*REQUEST:* Copy each line below in which the word "พระคร" occurs.

*ITEMS:*
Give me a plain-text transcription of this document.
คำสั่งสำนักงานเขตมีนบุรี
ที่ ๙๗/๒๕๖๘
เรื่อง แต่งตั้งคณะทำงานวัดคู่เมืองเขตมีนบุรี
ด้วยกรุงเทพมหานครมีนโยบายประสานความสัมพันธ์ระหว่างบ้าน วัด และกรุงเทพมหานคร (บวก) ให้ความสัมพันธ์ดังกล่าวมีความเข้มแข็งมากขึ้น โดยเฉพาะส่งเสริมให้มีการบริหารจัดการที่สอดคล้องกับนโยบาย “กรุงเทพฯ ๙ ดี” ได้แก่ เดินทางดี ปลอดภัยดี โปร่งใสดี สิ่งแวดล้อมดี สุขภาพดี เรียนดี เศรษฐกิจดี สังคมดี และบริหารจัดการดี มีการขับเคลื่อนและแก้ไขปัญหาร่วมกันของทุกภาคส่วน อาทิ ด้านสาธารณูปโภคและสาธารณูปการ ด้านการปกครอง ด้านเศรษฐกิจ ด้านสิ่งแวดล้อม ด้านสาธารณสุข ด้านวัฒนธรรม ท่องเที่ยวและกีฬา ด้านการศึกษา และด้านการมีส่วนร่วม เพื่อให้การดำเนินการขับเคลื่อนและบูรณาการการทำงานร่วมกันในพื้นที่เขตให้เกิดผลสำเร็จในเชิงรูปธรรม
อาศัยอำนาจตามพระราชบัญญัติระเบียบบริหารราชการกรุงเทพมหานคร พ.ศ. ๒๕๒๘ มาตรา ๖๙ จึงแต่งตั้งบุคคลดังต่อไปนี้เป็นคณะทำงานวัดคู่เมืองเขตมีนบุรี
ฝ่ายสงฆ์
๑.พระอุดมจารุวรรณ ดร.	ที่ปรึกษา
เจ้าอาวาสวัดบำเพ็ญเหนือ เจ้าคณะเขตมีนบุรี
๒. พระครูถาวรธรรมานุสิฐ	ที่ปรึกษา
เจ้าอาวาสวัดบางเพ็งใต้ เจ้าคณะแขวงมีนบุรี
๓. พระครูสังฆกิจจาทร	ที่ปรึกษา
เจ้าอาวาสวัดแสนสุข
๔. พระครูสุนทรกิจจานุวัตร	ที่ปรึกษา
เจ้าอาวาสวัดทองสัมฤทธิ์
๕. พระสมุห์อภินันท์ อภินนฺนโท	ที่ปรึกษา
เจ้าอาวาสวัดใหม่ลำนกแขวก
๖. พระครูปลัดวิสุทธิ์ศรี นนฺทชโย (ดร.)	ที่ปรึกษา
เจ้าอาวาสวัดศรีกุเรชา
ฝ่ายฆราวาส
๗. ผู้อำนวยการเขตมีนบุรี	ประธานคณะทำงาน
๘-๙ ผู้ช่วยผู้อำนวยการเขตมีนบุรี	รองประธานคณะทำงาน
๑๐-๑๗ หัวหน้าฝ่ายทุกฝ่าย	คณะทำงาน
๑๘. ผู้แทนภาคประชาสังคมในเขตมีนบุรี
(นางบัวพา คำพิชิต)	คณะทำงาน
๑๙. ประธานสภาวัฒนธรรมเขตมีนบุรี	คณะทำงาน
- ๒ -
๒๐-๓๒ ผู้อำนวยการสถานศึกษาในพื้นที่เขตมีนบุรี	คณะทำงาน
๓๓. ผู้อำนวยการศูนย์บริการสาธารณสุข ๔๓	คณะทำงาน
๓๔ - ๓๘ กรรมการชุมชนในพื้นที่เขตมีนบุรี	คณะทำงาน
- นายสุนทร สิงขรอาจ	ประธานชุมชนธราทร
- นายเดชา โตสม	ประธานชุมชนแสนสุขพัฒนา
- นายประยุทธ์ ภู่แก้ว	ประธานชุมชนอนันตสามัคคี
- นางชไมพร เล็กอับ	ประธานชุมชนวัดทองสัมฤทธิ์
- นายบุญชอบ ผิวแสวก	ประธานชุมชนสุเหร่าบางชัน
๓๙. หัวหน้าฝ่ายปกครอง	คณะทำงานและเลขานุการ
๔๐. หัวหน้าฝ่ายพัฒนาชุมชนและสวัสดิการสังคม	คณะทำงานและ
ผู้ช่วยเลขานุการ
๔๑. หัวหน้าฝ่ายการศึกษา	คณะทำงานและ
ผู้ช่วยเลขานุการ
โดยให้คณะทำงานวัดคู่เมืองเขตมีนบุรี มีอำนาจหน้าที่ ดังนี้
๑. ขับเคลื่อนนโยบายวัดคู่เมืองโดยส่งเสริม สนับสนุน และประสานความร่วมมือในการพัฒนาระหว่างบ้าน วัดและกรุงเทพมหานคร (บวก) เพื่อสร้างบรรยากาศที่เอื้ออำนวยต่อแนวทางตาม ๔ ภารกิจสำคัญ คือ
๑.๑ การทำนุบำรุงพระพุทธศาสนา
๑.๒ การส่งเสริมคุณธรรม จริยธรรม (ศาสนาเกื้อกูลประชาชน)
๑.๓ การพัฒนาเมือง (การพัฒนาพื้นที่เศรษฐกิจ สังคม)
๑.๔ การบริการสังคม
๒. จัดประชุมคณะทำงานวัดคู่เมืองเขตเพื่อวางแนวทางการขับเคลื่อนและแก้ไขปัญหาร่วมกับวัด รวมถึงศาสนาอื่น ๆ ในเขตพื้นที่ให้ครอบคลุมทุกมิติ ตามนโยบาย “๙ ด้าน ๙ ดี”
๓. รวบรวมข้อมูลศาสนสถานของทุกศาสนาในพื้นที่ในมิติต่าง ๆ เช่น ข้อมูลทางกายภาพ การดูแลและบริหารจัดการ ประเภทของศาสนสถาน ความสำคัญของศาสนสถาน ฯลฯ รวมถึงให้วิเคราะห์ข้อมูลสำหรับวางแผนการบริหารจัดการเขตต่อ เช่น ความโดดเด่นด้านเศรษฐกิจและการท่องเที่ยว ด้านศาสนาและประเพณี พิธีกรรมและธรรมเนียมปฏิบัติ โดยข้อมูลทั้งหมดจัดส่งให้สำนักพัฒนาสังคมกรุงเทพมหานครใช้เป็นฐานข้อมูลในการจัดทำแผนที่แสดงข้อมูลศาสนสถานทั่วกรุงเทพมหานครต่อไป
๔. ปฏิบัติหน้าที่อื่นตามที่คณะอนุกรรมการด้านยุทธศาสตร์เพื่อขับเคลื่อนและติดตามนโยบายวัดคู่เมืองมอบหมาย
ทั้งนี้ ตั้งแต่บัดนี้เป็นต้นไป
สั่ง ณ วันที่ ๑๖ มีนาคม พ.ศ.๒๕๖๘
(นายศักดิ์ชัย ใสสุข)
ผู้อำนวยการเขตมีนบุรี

*SOLUTION TO THIS TASK:*
๒. พระครูถาวรธรรมานุสิฐ	ที่ปรึกษา
๓. พระครูสังฆกิจจาทร	ที่ปรึกษา
๔. พระครูสุนทรกิจจานุวัตร	ที่ปรึกษา
๖. พระครูปลัดวิสุทธิ์ศรี นนฺทชโย (ดร.)	ที่ปรึกษา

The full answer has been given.